◆ WHAT IS EXPECTED: Would you return all of this data exactly, leaving nothing out?

━━━ DATA LISTING

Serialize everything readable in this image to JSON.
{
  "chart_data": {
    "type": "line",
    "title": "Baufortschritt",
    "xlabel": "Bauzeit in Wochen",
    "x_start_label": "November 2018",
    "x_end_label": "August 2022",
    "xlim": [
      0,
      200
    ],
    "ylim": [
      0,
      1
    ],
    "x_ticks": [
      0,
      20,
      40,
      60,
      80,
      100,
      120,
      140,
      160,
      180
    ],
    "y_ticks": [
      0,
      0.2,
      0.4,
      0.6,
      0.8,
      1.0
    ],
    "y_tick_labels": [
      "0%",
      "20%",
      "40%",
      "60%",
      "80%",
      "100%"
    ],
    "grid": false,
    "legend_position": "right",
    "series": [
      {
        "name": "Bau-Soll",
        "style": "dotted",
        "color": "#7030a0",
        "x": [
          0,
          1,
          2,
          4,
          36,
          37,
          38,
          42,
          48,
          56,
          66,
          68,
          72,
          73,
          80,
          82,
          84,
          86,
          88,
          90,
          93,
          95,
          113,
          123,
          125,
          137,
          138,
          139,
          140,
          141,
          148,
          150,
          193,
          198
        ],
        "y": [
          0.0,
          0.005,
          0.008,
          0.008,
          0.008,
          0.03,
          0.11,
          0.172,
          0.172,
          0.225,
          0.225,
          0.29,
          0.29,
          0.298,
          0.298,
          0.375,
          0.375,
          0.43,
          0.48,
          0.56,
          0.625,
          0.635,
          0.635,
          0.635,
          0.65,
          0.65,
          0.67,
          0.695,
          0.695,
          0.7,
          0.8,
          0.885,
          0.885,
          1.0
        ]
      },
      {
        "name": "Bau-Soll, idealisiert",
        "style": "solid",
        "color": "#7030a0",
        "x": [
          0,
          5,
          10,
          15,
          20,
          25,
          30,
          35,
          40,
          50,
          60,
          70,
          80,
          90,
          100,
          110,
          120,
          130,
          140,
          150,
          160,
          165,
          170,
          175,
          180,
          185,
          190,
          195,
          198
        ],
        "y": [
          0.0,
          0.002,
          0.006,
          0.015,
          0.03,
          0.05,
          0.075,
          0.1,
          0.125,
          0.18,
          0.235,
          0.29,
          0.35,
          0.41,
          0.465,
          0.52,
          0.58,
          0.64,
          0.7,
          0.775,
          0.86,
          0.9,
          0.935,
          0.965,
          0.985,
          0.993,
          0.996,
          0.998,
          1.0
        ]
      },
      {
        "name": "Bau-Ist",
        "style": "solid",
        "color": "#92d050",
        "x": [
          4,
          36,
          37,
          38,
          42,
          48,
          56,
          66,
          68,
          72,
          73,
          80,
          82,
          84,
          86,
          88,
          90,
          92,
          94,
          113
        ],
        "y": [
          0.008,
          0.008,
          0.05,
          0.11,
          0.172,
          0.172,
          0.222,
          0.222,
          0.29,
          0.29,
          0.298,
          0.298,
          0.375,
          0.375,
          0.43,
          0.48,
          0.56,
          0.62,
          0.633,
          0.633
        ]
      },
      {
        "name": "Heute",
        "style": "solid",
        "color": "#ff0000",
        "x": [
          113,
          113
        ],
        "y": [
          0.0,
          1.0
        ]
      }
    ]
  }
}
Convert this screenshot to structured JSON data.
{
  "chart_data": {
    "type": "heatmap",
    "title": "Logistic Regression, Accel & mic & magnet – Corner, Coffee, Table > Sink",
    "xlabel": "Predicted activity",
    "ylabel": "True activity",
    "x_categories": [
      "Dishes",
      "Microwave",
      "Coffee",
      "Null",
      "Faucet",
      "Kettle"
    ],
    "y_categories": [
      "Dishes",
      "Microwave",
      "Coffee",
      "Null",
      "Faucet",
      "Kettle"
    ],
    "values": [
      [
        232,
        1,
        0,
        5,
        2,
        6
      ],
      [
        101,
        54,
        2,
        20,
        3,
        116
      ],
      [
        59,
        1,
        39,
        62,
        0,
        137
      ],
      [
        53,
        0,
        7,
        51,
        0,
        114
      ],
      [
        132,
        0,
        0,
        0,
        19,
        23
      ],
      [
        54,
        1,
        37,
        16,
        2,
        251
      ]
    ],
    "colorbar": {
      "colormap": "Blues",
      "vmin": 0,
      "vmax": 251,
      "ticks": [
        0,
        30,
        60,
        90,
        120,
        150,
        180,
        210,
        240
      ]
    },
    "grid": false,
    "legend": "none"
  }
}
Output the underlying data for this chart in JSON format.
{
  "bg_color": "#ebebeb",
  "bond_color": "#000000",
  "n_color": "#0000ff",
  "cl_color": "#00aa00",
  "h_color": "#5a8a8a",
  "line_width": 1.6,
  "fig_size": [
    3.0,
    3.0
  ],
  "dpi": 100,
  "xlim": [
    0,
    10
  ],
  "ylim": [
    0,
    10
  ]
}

━━━━━━

◆ ANSWER TO THE EXERCISE:
Serialize everything readable in this image to JSON.
{
  "chart_data": {
    "type": "line",
    "title": "Baufortschritt",
    "xlabel": "Bauzeit in Wochen",
    "x_start_label": "November 2018",
    "x_end_label": "August 2022",
    "xlim": [
      0,
      200
    ],
    "ylim": [
      0,
      1
    ],
    "x_ticks": [
      0,
      20,
      40,
      60,
      80,
      100,
      120,
      140,
      160,
      180
    ],
    "y_ticks": [
      0,
      0.2,
      0.4,
      0.6,
      0.8,
      1.0
    ],
    "y_tick_labels": [
      "0%",
      "20%",
      "40%",
      "60%",
      "80%",
      "100%"
    ],
    "grid": false,
    "legend_position": "right",
    "series": [
      {
        "name": "Bau-Soll",
        "style": "dotted",
        "color": "#7030a0",
        "x": [
          0,
          1,
          2,
          4,
          36,
          37,
          38,
          42,
          48,
          56,
          66,
          68,
          72,
          73,
          80,
          82,
          84,
          86,
          88,
          90,
          93,
          95,
          113,
          123,
          125,
          137,
          138,
          139,
          140,
          141,
          148,
          150,
          193,
          198
        ],
        "y": [
          0.0,
          0.005,
          0.008,
          0.008,
          0.008,
          0.03,
          0.11,
          0.172,
          0.172,
          0.225,
          0.225,
          0.29,
          0.29,
          0.298,
          0.298,
          0.375,
          0.375,
          0.43,
          0.48,
          0.56,
          0.625,
          0.635,
          0.635,
          0.635,
          0.65,
          0.65,
          0.67,
          0.695,
          0.695,
          0.7,
          0.8,
          0.885,
          0.885,
          1.0
        ]
      },
      {
        "name": "Bau-Soll, idealisiert",
        "style": "solid",
        "color": "#7030a0",
        "x": [
          0,
          5,
          10,
          15,
          20,
          25,
          30,
          35,
          40,
          50,
          60,
          70,
          80,
          90,
          100,
          110,
          120,
          130,
          140,
          150,
          160,
          165,
          170,
          175,
          180,
          185,
          190,
          195,
          198
        ],
        "y": [
          0.0,
          0.002,
          0.006,
          0.015,
          0.03,
          0.05,
          0.075,
          0.1,
          0.125,
          0.18,
          0.235,
          0.29,
          0.35,
          0.41,
          0.465,
          0.52,
          0.58,
          0.64,
          0.7,
          0.775,
          0.86,
          0.9,
          0.935,
          0.965,
          0.985,
          0.993,
          0.996,
          0.998,
          1.0
        ]
      },
      {
        "name": "Bau-Ist",
        "style": "solid",
        "color": "#92d050",
        "x": [
          4,
          36,
          37,
          38,
          42,
          48,
          56,
          66,
          68,
          72,
          73,
          80,
          82,
          84,
          86,
          88,
          90,
          92,
          94,
          113
        ],
        "y": [
          0.008,
          0.008,
          0.05,
          0.11,
          0.172,
          0.172,
          0.222,
          0.222,
          0.29,
          0.29,
          0.298,
          0.298,
          0.375,
          0.375,
          0.43,
          0.48,
          0.56,
          0.62,
          0.633,
          0.633
        ]
      },
      {
        "name": "Heute",
        "style": "solid",
        "color": "#ff0000",
        "x": [
          113,
          113
        ],
        "y": [
          0.0,
          1.0
        ]
      }
    ]
  }
}
Convert this screenshot to structured JSON data.
{
  "chart_data": {
    "type": "heatmap",
    "title": "Logistic Regression, Accel & mic & magnet – Corner, Coffee, Table > Sink",
    "xlabel": "Predicted activity",
    "ylabel": "True activity",
    "x_categories": [
      "Dishes",
      "Microwave",
      "Coffee",
      "Null",
      "Faucet",
      "Kettle"
    ],
    "y_categories": [
      "Dishes",
      "Microwave",
      "Coffee",
      "Null",
      "Faucet",
      "Kettle"
    ],
    "values": [
      [
        232,
        1,
        0,
        5,
        2,
        6
      ],
      [
        101,
        54,
        2,
        20,
        3,
        116
      ],
      [
        59,
        1,
        39,
        62,
        0,
        137
      ],
      [
        53,
        0,
        7,
        51,
        0,
        114
      ],
      [
        132,
        0,
        0,
        0,
        19,
        23
      ],
      [
        54,
        1,
        37,
        16,
        2,
        251
      ]
    ],
    "colorbar": {
      "colormap": "Blues",
      "vmin": 0,
      "vmax": 251,
      "ticks": [
        0,
        30,
        60,
        90,
        120,
        150,
        180,
        210,
        240
      ]
    },
    "grid": false,
    "legend": "none"
  }
}
Output the underlying data for this chart in JSON format.
{
  "bg_color": "#ebebeb",
  "bond_color": "#000000",
  "n_color": "#0000ff",
  "cl_color": "#00aa00",
  "h_color": "#5a8a8a",
  "line_width": 1.6,
  "fig_size": [
    3.0,
    3.0
  ],
  "dpi": 100,
  "xlim": [
    0,
    10
  ],
  "ylim": [
    0,
    10
  ]
}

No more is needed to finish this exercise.